## WHAT THIS TASK INVOLVES
Provide only the number of lines in the listing that contain the string "在DNA复制中起作用".

## DATA FOR THE TASK
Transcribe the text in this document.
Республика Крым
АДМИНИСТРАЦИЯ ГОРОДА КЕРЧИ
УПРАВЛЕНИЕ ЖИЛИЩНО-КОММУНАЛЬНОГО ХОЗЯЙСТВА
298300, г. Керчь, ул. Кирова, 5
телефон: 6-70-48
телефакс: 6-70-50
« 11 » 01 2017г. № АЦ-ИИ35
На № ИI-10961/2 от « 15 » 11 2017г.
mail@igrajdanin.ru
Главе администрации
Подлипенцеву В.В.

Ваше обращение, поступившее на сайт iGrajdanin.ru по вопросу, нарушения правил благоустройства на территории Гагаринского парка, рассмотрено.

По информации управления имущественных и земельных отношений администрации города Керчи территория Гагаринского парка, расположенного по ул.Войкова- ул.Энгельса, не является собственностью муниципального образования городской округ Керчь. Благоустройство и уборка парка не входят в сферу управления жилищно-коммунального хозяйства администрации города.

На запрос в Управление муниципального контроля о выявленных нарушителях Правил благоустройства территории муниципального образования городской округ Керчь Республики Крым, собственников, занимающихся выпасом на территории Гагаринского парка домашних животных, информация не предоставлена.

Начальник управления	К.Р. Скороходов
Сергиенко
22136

* * *

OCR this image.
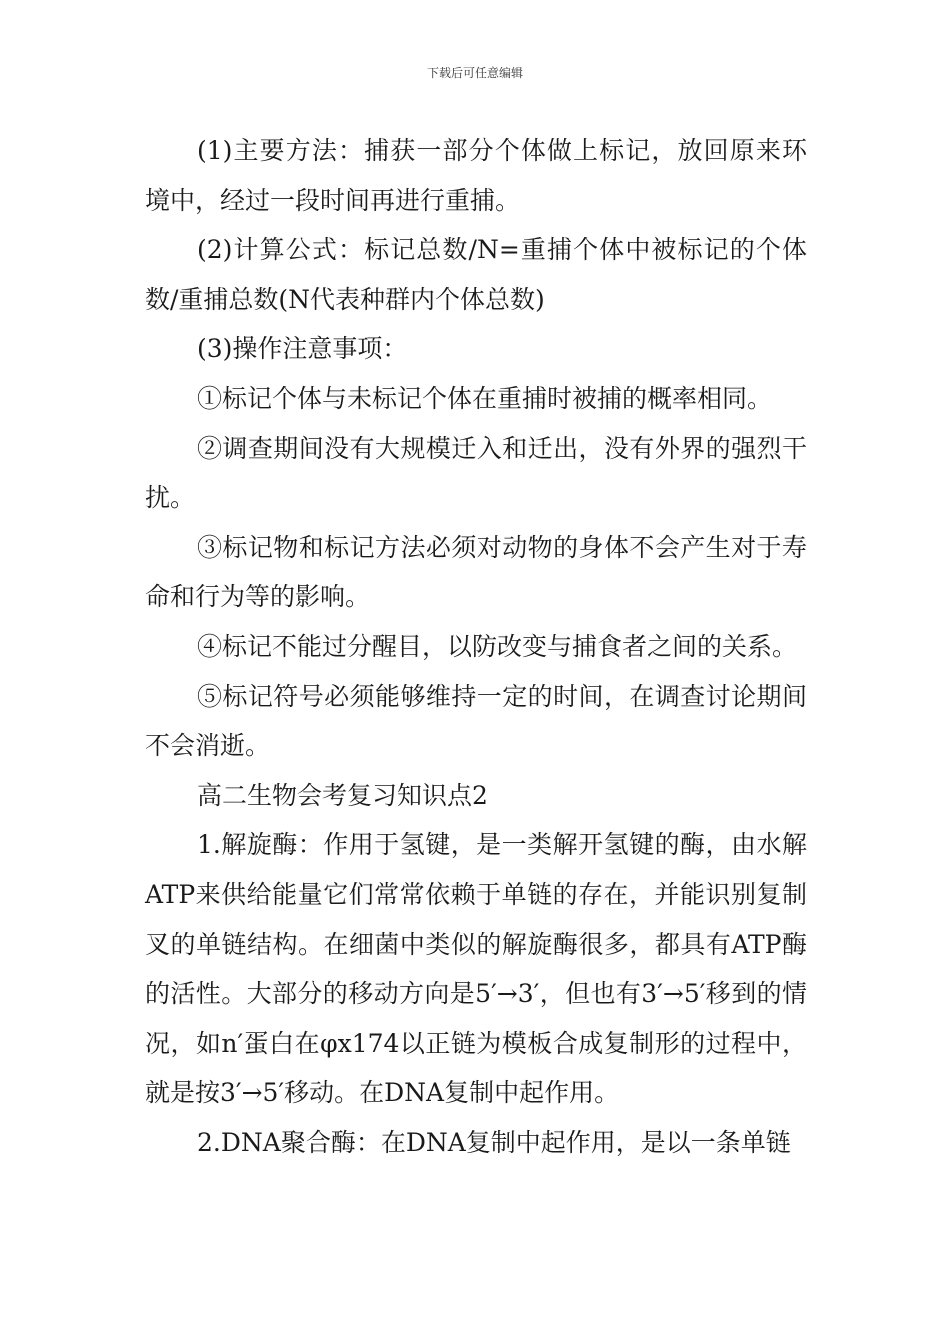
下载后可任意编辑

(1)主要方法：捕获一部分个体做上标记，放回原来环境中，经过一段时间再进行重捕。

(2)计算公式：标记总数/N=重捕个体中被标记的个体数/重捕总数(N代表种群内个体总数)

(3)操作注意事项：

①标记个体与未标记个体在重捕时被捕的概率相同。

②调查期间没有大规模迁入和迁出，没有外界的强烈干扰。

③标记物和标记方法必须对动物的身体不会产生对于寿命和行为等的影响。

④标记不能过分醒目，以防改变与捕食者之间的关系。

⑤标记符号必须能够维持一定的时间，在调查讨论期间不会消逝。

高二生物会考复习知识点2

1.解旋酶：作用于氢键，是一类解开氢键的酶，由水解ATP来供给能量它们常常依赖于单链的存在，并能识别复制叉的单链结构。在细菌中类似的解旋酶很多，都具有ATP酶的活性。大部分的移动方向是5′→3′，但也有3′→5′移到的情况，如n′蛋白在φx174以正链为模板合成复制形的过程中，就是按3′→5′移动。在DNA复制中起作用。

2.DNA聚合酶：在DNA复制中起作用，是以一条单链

## EXERCISE RESULT
2